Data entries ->
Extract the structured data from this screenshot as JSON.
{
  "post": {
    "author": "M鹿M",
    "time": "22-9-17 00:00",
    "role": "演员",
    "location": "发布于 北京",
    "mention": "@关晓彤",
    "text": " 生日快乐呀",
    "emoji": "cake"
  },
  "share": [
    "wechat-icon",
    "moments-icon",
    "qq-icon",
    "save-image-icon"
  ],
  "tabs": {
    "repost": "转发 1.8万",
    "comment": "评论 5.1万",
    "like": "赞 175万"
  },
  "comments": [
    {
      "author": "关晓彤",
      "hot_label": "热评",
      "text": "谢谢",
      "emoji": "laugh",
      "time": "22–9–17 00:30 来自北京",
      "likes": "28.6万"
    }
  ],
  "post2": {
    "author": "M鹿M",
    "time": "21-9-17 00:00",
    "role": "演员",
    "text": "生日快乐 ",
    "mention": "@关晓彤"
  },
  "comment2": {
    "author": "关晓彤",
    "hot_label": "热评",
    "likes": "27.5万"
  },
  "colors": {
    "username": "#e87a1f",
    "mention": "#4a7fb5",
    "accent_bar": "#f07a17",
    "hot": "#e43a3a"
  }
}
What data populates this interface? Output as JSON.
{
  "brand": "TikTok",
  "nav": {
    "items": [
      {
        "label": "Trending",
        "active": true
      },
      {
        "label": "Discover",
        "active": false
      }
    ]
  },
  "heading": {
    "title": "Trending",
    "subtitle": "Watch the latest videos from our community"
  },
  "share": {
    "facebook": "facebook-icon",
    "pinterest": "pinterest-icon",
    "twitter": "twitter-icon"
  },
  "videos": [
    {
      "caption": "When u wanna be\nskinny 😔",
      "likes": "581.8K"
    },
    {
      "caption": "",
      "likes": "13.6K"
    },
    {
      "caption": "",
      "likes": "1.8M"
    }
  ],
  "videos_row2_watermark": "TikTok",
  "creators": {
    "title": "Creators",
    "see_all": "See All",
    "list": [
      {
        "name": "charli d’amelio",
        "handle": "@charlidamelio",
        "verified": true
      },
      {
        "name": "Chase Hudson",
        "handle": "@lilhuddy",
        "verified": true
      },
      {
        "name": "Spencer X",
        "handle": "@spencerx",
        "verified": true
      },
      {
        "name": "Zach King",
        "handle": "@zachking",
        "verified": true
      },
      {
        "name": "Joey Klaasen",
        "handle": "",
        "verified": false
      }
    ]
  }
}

EXERCISE ->
Which lines contain "mention"? Copy each of them.

ANSWER TO THIS EXERCISE ->
    "mention": "@关晓彤",
    "mention": "@关晓彤"
    "mention": "#4a7fb5",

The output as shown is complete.